_GOAL OF THE EXERCISE_. Show every line containing "Объем" by copying it.

Data entries for graphics:
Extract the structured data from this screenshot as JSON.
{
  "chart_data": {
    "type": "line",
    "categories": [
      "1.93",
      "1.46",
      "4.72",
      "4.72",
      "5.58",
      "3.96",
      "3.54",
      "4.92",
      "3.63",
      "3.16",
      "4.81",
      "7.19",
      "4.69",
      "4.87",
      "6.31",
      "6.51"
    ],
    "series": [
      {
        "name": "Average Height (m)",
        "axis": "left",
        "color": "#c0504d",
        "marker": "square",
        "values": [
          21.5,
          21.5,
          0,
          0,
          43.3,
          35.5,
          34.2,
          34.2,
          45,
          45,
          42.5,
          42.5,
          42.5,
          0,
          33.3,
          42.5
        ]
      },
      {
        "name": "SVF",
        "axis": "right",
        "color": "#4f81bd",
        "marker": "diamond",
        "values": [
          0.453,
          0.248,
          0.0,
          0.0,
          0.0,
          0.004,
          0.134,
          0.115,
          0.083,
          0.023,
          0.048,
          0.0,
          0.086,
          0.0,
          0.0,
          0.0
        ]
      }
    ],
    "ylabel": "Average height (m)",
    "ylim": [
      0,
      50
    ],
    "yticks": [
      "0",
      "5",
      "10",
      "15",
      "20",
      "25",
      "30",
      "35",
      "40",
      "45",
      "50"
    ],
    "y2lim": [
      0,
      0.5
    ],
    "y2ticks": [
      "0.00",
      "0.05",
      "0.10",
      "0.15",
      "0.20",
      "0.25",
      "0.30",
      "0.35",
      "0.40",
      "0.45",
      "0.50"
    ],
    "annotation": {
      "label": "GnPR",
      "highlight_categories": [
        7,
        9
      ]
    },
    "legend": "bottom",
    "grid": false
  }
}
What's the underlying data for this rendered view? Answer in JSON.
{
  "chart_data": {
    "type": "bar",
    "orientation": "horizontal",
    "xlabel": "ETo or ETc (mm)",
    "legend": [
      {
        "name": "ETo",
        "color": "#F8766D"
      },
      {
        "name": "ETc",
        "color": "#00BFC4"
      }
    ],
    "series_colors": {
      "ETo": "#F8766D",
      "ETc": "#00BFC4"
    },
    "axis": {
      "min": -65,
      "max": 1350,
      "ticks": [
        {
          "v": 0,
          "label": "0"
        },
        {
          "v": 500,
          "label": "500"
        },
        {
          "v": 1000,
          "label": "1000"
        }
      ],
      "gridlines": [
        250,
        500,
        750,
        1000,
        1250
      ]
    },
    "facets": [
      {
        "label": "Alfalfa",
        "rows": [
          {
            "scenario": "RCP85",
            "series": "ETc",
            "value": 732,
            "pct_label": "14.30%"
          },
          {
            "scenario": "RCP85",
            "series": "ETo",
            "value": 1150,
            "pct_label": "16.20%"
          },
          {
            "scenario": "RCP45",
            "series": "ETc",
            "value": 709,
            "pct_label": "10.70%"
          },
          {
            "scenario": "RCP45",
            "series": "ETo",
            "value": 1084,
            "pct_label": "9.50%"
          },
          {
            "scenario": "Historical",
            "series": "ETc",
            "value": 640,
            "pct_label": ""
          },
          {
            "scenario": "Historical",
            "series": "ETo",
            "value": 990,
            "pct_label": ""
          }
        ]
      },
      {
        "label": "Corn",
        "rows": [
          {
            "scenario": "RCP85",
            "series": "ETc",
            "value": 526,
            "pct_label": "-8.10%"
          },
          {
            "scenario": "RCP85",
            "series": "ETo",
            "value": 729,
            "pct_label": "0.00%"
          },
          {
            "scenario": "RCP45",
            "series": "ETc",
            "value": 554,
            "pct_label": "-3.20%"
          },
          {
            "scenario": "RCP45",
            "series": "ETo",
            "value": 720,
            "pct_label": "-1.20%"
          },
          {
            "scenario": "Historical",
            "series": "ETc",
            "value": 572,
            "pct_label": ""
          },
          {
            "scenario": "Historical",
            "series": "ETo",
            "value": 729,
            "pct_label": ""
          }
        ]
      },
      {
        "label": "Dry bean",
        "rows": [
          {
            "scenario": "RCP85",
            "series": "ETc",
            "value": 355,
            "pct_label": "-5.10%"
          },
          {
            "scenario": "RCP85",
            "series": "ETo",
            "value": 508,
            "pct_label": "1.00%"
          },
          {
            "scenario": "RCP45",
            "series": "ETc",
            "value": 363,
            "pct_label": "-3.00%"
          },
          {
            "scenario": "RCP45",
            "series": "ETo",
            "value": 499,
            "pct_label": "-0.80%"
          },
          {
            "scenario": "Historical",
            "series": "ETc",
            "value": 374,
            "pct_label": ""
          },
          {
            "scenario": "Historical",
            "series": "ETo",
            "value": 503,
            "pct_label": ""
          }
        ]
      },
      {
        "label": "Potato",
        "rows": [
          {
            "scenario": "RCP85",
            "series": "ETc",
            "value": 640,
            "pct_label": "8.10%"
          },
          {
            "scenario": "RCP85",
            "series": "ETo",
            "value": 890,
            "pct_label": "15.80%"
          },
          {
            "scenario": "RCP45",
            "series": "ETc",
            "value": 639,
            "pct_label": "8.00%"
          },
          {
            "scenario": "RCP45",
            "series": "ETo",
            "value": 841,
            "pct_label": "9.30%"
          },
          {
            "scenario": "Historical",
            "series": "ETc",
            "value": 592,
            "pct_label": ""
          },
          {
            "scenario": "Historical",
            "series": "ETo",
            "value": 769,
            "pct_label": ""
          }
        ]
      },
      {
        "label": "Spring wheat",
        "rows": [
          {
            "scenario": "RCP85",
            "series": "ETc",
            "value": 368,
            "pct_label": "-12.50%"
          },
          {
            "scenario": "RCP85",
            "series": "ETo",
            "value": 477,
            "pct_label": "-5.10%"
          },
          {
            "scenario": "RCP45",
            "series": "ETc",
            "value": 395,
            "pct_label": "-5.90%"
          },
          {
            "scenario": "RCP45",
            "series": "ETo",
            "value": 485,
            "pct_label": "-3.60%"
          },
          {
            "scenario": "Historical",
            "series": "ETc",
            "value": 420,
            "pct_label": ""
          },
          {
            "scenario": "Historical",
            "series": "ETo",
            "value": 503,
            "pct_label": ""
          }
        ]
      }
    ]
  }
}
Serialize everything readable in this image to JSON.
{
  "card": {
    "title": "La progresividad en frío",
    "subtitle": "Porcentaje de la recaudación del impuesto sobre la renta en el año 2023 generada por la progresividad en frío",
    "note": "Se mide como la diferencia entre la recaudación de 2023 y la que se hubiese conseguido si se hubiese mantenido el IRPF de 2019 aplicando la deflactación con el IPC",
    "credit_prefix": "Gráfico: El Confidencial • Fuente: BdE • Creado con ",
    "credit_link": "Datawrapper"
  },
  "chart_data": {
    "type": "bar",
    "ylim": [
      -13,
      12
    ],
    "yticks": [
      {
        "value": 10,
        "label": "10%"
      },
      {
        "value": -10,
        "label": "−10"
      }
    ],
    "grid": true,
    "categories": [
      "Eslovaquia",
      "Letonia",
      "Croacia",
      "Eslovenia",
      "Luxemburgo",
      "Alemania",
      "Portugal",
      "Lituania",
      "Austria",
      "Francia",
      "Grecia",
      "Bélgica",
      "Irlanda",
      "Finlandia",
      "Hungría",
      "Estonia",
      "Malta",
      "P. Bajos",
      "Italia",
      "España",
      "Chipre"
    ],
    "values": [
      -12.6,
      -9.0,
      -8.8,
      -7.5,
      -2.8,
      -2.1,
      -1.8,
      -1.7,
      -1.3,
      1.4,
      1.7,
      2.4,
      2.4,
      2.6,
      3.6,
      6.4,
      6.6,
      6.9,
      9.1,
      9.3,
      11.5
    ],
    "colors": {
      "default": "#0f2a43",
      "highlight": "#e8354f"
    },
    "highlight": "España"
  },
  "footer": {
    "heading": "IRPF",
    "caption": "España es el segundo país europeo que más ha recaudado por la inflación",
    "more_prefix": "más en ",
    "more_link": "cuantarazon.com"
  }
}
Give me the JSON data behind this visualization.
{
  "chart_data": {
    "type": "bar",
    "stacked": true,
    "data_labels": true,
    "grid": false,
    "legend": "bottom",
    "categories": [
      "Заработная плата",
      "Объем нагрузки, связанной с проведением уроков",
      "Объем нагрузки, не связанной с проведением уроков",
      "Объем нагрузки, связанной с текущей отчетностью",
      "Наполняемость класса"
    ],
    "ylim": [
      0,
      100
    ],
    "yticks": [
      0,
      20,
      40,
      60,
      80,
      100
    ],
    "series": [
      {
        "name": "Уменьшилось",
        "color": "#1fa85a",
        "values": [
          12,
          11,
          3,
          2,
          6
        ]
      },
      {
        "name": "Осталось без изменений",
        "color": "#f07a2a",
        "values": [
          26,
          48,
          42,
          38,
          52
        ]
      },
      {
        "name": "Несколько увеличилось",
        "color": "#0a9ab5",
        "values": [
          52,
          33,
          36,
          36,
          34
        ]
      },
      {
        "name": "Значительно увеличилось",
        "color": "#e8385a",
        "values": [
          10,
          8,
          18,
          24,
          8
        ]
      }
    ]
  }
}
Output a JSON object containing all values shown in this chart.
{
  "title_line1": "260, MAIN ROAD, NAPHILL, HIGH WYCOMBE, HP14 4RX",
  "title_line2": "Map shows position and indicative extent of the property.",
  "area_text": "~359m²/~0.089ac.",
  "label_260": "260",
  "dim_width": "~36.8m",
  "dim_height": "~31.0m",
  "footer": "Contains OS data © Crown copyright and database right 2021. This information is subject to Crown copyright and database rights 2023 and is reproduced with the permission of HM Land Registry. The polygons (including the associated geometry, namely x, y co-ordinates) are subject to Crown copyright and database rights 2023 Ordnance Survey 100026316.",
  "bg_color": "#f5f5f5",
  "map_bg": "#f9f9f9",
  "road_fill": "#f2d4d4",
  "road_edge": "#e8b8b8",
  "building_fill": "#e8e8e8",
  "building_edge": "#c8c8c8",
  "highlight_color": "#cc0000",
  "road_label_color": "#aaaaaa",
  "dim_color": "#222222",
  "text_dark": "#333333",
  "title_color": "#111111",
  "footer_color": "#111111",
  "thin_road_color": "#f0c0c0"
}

_OUTPUT_.
      "Объем нагрузки, связанной с проведением уроков",
      "Объем нагрузки, не связанной с проведением уроков",
      "Объем нагрузки, связанной с текущей отчетностью",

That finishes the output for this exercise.